## Given request:
Transcribe the records below exactly.

## Exercise inputs:
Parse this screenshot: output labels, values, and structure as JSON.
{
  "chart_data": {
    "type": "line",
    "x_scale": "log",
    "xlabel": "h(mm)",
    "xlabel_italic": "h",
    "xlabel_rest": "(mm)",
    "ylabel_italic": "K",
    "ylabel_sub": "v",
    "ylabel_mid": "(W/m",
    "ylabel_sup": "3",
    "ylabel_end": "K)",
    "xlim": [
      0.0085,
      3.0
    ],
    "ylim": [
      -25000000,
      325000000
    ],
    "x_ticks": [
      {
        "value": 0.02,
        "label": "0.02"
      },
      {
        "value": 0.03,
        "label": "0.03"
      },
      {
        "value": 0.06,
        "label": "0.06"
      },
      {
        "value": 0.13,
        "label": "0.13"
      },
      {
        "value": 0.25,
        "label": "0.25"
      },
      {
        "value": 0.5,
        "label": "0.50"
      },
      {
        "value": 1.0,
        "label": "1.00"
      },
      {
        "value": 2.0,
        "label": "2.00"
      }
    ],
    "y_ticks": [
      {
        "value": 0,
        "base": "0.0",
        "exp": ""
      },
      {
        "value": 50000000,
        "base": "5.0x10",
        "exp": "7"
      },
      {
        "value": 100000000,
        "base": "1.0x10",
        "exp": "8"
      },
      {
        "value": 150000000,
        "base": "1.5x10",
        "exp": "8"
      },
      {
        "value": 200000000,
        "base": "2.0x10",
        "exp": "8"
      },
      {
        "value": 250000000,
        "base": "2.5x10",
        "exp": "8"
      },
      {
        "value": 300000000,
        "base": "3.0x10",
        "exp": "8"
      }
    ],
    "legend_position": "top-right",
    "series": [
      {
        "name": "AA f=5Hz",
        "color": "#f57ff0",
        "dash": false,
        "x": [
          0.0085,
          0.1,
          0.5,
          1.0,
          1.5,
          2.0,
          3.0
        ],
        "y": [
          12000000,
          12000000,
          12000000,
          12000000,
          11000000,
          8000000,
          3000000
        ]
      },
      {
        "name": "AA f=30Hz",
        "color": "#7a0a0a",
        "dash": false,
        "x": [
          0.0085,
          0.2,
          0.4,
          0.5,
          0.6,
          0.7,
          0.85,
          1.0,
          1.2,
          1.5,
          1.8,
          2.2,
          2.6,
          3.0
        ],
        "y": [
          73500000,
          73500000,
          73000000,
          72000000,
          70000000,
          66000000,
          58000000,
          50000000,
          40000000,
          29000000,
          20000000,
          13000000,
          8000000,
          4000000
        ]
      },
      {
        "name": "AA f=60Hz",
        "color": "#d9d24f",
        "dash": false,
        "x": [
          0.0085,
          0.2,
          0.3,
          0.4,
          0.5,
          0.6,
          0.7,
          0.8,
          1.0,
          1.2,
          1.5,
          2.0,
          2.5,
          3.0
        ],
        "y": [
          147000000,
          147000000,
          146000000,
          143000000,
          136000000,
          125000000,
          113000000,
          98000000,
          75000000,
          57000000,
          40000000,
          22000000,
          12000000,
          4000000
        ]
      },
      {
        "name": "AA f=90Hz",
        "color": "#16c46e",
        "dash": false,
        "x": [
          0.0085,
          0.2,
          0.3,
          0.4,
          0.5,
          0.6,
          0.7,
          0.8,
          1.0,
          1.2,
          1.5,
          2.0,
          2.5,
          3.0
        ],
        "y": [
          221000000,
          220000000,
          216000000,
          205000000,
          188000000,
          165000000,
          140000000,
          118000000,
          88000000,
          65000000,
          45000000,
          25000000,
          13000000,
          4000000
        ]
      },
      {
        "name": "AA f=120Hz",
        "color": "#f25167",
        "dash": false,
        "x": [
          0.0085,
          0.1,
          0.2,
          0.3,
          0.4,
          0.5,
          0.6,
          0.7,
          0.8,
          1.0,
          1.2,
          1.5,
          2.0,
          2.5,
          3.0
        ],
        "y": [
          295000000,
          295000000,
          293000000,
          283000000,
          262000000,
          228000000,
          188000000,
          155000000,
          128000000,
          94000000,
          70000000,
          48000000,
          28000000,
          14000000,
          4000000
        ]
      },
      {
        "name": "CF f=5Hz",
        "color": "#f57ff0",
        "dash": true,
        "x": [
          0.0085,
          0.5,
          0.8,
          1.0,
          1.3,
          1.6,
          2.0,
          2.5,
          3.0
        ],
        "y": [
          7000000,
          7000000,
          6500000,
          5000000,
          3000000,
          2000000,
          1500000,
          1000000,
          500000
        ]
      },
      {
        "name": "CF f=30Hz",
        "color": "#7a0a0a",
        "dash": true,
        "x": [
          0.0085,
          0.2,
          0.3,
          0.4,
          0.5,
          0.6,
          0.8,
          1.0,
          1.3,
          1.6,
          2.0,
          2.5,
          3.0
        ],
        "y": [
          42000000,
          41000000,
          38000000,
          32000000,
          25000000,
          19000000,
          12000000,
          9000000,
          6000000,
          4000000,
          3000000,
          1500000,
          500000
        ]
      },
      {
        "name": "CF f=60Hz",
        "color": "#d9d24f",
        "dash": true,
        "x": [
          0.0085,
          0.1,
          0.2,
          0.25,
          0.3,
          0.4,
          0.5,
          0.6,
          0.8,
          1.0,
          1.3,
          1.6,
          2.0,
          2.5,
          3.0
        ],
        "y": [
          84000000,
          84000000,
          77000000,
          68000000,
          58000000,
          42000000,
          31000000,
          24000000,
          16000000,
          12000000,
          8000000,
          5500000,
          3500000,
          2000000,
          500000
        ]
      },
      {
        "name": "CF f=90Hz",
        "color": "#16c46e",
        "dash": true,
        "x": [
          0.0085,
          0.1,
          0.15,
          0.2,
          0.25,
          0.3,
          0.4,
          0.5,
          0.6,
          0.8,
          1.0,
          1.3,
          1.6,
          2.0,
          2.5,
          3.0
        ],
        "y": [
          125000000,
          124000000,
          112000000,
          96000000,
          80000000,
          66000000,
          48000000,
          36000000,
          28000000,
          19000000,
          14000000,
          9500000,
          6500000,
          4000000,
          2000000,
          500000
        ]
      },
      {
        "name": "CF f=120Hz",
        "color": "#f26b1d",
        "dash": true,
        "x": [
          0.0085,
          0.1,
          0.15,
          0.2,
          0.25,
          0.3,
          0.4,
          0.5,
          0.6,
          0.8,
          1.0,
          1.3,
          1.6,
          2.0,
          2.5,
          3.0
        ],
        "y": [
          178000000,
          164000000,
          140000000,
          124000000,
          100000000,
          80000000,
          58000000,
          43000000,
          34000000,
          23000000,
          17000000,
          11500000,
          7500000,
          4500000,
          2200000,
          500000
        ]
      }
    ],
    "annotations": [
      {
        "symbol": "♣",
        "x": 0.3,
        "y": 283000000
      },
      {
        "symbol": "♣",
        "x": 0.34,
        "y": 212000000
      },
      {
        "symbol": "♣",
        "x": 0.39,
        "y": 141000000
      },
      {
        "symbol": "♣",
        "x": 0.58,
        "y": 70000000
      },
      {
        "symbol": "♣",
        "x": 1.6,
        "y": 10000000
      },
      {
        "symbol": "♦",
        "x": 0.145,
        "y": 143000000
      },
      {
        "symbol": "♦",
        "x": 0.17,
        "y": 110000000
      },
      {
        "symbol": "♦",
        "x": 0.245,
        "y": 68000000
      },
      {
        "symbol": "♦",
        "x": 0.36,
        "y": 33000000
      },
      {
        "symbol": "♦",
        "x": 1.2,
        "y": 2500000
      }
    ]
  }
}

## Reply:
Parse this screenshot: output labels, values, and structure as JSON.
{
  "chart_data": {
    "type": "line",
    "x_scale": "log",
    "xlabel": "h(mm)",
    "xlabel_italic": "h",
    "xlabel_rest": "(mm)",
    "ylabel_italic": "K",
    "ylabel_sub": "v",
    "ylabel_mid": "(W/m",
    "ylabel_sup": "3",
    "ylabel_end": "K)",
    "xlim": [
      0.0085,
      3.0
    ],
    "ylim": [
      -25000000,
      325000000
    ],
    "x_ticks": [
      {
        "value": 0.02,
        "label": "0.02"
      },
      {
        "value": 0.03,
        "label": "0.03"
      },
      {
        "value": 0.06,
        "label": "0.06"
      },
      {
        "value": 0.13,
        "label": "0.13"
      },
      {
        "value": 0.25,
        "label": "0.25"
      },
      {
        "value": 0.5,
        "label": "0.50"
      },
      {
        "value": 1.0,
        "label": "1.00"
      },
      {
        "value": 2.0,
        "label": "2.00"
      }
    ],
    "y_ticks": [
      {
        "value": 0,
        "base": "0.0",
        "exp": ""
      },
      {
        "value": 50000000,
        "base": "5.0x10",
        "exp": "7"
      },
      {
        "value": 100000000,
        "base": "1.0x10",
        "exp": "8"
      },
      {
        "value": 150000000,
        "base": "1.5x10",
        "exp": "8"
      },
      {
        "value": 200000000,
        "base": "2.0x10",
        "exp": "8"
      },
      {
        "value": 250000000,
        "base": "2.5x10",
        "exp": "8"
      },
      {
        "value": 300000000,
        "base": "3.0x10",
        "exp": "8"
      }
    ],
    "legend_position": "top-right",
    "series": [
      {
        "name": "AA f=5Hz",
        "color": "#f57ff0",
        "dash": false,
        "x": [
          0.0085,
          0.1,
          0.5,
          1.0,
          1.5,
          2.0,
          3.0
        ],
        "y": [
          12000000,
          12000000,
          12000000,
          12000000,
          11000000,
          8000000,
          3000000
        ]
      },
      {
        "name": "AA f=30Hz",
        "color": "#7a0a0a",
        "dash": false,
        "x": [
          0.0085,
          0.2,
          0.4,
          0.5,
          0.6,
          0.7,
          0.85,
          1.0,
          1.2,
          1.5,
          1.8,
          2.2,
          2.6,
          3.0
        ],
        "y": [
          73500000,
          73500000,
          73000000,
          72000000,
          70000000,
          66000000,
          58000000,
          50000000,
          40000000,
          29000000,
          20000000,
          13000000,
          8000000,
          4000000
        ]
      },
      {
        "name": "AA f=60Hz",
        "color": "#d9d24f",
        "dash": false,
        "x": [
          0.0085,
          0.2,
          0.3,
          0.4,
          0.5,
          0.6,
          0.7,
          0.8,
          1.0,
          1.2,
          1.5,
          2.0,
          2.5,
          3.0
        ],
        "y": [
          147000000,
          147000000,
          146000000,
          143000000,
          136000000,
          125000000,
          113000000,
          98000000,
          75000000,
          57000000,
          40000000,
          22000000,
          12000000,
          4000000
        ]
      },
      {
        "name": "AA f=90Hz",
        "color": "#16c46e",
        "dash": false,
        "x": [
          0.0085,
          0.2,
          0.3,
          0.4,
          0.5,
          0.6,
          0.7,
          0.8,
          1.0,
          1.2,
          1.5,
          2.0,
          2.5,
          3.0
        ],
        "y": [
          221000000,
          220000000,
          216000000,
          205000000,
          188000000,
          165000000,
          140000000,
          118000000,
          88000000,
          65000000,
          45000000,
          25000000,
          13000000,
          4000000
        ]
      },
      {
        "name": "AA f=120Hz",
        "color": "#f25167",
        "dash": false,
        "x": [
          0.0085,
          0.1,
          0.2,
          0.3,
          0.4,
          0.5,
          0.6,
          0.7,
          0.8,
          1.0,
          1.2,
          1.5,
          2.0,
          2.5,
          3.0
        ],
        "y": [
          295000000,
          295000000,
          293000000,
          283000000,
          262000000,
          228000000,
          188000000,
          155000000,
          128000000,
          94000000,
          70000000,
          48000000,
          28000000,
          14000000,
          4000000
        ]
      },
      {
        "name": "CF f=5Hz",
        "color": "#f57ff0",
        "dash": true,
        "x": [
          0.0085,
          0.5,
          0.8,
          1.0,
          1.3,
          1.6,
          2.0,
          2.5,
          3.0
        ],
        "y": [
          7000000,
          7000000,
          6500000,
          5000000,
          3000000,
          2000000,
          1500000,
          1000000,
          500000
        ]
      },
      {
        "name": "CF f=30Hz",
        "color": "#7a0a0a",
        "dash": true,
        "x": [
          0.0085,
          0.2,
          0.3,
          0.4,
          0.5,
          0.6,
          0.8,
          1.0,
          1.3,
          1.6,
          2.0,
          2.5,
          3.0
        ],
        "y": [
          42000000,
          41000000,
          38000000,
          32000000,
          25000000,
          19000000,
          12000000,
          9000000,
          6000000,
          4000000,
          3000000,
          1500000,
          500000
        ]
      },
      {
        "name": "CF f=60Hz",
        "color": "#d9d24f",
        "dash": true,
        "x": [
          0.0085,
          0.1,
          0.2,
          0.25,
          0.3,
          0.4,
          0.5,
          0.6,
          0.8,
          1.0,
          1.3,
          1.6,
          2.0,
          2.5,
          3.0
        ],
        "y": [
          84000000,
          84000000,
          77000000,
          68000000,
          58000000,
          42000000,
          31000000,
          24000000,
          16000000,
          12000000,
          8000000,
          5500000,
          3500000,
          2000000,
          500000
        ]
      },
      {
        "name": "CF f=90Hz",
        "color": "#16c46e",
        "dash": true,
        "x": [
          0.0085,
          0.1,
          0.15,
          0.2,
          0.25,
          0.3,
          0.4,
          0.5,
          0.6,
          0.8,
          1.0,
          1.3,
          1.6,
          2.0,
          2.5,
          3.0
        ],
        "y": [
          125000000,
          124000000,
          112000000,
          96000000,
          80000000,
          66000000,
          48000000,
          36000000,
          28000000,
          19000000,
          14000000,
          9500000,
          6500000,
          4000000,
          2000000,
          500000
        ]
      },
      {
        "name": "CF f=120Hz",
        "color": "#f26b1d",
        "dash": true,
        "x": [
          0.0085,
          0.1,
          0.15,
          0.2,
          0.25,
          0.3,
          0.4,
          0.5,
          0.6,
          0.8,
          1.0,
          1.3,
          1.6,
          2.0,
          2.5,
          3.0
        ],
        "y": [
          178000000,
          164000000,
          140000000,
          124000000,
          100000000,
          80000000,
          58000000,
          43000000,
          34000000,
          23000000,
          17000000,
          11500000,
          7500000,
          4500000,
          2200000,
          500000
        ]
      }
    ],
    "annotations": [
      {
        "symbol": "♣",
        "x": 0.3,
        "y": 283000000
      },
      {
        "symbol": "♣",
        "x": 0.34,
        "y": 212000000
      },
      {
        "symbol": "♣",
        "x": 0.39,
        "y": 141000000
      },
      {
        "symbol": "♣",
        "x": 0.58,
        "y": 70000000
      },
      {
        "symbol": "♣",
        "x": 1.6,
        "y": 10000000
      },
      {
        "symbol": "♦",
        "x": 0.145,
        "y": 143000000
      },
      {
        "symbol": "♦",
        "x": 0.17,
        "y": 110000000
      },
      {
        "symbol": "♦",
        "x": 0.245,
        "y": 68000000
      },
      {
        "symbol": "♦",
        "x": 0.36,
        "y": 33000000
      },
      {
        "symbol": "♦",
        "x": 1.2,
        "y": 2500000
      }
    ]
  }
}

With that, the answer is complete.